Interco’ Outre-mer sur le « défi foncier » à Mayotte : entre sanction et nouveau disque dur

En réponse au désordre foncier du territoire, facteur bloquant de son développement, ce n’était pas un séminaire de plus sur le foncier la semaine dernière. Des vérités étaient assénées sans langue de bois par Interco' Outre-mer, et il y en avait pour tous, élus, services de l’Etat et habitants.

« Beaucoup de spéculation, le foncier c’est de l’or, de l’affection. L’attachement à la terre est culturellement viscéral mais aussi financier ». Cette citation extraite des « Paroles d’acteurs » du document l’Enjeu foncier en outre-mer de l’association Interco ’Outre-mer résume à elle seule l’étendue des enjeux.

L’incompréhension – feinte ou non – de certaines démarches administratives le mêle à la crainte d’être fiscalement redevable pour les mètres carrés reçus en héritage… des vérités en métropole comme en Outre-mer. A Mayotte, ces vérités prennent encore plus de relief au regard de la transmission orale depuis des années, débouchant sur une endémique indivision, qu’essaient de clarifier plusieurs outils. Il n’en reste pas moins qu’une convergence est nécessaire avec ce qui se fait en Hexagone, reste à savoir comment s’y prendre.

Petit exercice a: Selon le passage proposé sur le foncier à Mayotte, sur quoi débouche la transmission orale pratiquée depuis des années ?

Données affichées:
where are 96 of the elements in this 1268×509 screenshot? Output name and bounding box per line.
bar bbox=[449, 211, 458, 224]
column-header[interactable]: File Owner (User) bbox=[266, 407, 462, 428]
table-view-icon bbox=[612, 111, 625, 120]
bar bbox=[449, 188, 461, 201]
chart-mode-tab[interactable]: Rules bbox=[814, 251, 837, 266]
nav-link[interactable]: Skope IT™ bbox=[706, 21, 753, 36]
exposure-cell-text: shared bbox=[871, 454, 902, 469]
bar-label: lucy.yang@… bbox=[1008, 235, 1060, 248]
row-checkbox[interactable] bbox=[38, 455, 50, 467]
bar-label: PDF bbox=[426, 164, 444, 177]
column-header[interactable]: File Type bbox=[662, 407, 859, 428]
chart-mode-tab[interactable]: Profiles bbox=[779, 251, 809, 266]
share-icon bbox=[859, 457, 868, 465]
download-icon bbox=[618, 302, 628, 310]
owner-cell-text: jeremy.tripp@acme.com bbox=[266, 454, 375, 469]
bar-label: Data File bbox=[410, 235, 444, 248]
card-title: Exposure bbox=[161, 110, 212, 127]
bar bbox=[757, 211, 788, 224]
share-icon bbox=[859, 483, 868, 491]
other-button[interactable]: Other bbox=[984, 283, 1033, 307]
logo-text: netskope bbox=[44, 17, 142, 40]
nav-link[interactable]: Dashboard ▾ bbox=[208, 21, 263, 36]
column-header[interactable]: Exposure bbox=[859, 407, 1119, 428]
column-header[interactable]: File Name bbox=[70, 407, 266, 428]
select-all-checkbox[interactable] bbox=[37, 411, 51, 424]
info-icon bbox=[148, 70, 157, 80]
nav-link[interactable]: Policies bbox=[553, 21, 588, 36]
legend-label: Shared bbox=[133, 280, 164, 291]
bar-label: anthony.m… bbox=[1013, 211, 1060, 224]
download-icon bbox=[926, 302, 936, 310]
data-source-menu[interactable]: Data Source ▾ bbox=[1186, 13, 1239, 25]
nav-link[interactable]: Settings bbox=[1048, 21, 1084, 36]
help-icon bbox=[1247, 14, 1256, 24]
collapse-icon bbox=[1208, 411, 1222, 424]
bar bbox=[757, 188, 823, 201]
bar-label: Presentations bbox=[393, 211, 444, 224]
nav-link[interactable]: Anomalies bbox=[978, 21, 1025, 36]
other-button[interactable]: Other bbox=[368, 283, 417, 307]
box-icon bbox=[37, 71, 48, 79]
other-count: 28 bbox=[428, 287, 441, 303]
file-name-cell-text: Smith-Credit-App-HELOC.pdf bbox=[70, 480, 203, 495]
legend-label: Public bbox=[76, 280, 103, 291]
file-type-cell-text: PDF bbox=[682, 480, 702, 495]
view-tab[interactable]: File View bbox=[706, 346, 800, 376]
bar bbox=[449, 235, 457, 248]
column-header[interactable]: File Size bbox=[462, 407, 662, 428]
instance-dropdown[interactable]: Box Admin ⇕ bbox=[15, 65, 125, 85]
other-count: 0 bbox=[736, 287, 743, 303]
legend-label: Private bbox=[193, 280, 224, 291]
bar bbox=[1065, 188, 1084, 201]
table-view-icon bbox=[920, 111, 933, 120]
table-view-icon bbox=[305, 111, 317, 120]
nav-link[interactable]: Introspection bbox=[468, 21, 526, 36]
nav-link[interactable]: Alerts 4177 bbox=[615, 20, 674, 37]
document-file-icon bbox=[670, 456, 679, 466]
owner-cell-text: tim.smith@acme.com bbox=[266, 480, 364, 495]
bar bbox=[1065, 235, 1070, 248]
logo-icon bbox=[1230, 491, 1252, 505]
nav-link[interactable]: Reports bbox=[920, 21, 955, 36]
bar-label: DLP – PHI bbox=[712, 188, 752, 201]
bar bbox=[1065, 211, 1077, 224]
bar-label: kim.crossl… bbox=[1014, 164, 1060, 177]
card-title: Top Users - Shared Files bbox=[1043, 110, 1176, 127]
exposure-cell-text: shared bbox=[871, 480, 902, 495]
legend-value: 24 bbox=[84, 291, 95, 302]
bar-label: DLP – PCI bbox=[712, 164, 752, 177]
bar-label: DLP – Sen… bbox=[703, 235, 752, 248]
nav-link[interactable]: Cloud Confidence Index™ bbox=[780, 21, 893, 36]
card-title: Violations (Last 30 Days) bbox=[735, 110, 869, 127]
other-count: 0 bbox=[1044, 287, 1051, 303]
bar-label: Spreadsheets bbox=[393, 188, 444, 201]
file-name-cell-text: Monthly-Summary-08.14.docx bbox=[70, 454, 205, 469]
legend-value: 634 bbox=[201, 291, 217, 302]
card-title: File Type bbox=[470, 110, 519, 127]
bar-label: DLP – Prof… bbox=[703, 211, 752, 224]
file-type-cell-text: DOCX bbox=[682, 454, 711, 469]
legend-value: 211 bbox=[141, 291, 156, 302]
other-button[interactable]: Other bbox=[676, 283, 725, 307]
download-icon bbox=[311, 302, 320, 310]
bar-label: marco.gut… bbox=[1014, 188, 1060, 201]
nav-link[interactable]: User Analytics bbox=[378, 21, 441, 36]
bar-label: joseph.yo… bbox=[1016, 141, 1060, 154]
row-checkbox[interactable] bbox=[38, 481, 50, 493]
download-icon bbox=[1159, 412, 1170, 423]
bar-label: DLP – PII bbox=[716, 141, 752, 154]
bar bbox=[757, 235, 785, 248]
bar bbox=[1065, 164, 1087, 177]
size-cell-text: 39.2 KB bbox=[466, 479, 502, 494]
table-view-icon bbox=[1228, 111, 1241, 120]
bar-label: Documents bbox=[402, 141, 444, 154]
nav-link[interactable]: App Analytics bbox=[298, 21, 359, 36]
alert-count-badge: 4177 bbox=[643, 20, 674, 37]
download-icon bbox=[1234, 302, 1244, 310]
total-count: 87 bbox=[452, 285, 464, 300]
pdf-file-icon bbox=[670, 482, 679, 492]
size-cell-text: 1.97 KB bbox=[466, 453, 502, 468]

Petit exercice b: Recopiez à l'identique les données, de leur toute première ligne jusqu'à la ligne qui contient « download-icon bbox=[926, 302, 936, 310] », celle-ci comprise.

Réponse a: Sur une indivision endémique.

Réponse b:
where are 96 of the elements in this 1268×509 screenshot? Output name and bounding box per line.
bar bbox=[449, 211, 458, 224]
column-header[interactable]: File Owner (User) bbox=[266, 407, 462, 428]
table-view-icon bbox=[612, 111, 625, 120]
bar bbox=[449, 188, 461, 201]
chart-mode-tab[interactable]: Rules bbox=[814, 251, 837, 266]
nav-link[interactable]: Skope IT™ bbox=[706, 21, 753, 36]
exposure-cell-text: shared bbox=[871, 454, 902, 469]
bar-label: lucy.yang@… bbox=[1008, 235, 1060, 248]
row-checkbox[interactable] bbox=[38, 455, 50, 467]
bar-label: PDF bbox=[426, 164, 444, 177]
column-header[interactable]: File Type bbox=[662, 407, 859, 428]
chart-mode-tab[interactable]: Profiles bbox=[779, 251, 809, 266]
share-icon bbox=[859, 457, 868, 465]
download-icon bbox=[618, 302, 628, 310]
owner-cell-text: jeremy.tripp@acme.com bbox=[266, 454, 375, 469]
bar-label: Data File bbox=[410, 235, 444, 248]
card-title: Exposure bbox=[161, 110, 212, 127]
bar bbox=[757, 211, 788, 224]
share-icon bbox=[859, 483, 868, 491]
other-button[interactable]: Other bbox=[984, 283, 1033, 307]
logo-text: netskope bbox=[44, 17, 142, 40]
nav-link[interactable]: Dashboard ▾ bbox=[208, 21, 263, 36]
column-header[interactable]: Exposure bbox=[859, 407, 1119, 428]
column-header[interactable]: File Name bbox=[70, 407, 266, 428]
select-all-checkbox[interactable] bbox=[37, 411, 51, 424]
info-icon bbox=[148, 70, 157, 80]
nav-link[interactable]: Policies bbox=[553, 21, 588, 36]
legend-label: Shared bbox=[133, 280, 164, 291]
bar-label: anthony.m… bbox=[1013, 211, 1060, 224]
download-icon bbox=[926, 302, 936, 310]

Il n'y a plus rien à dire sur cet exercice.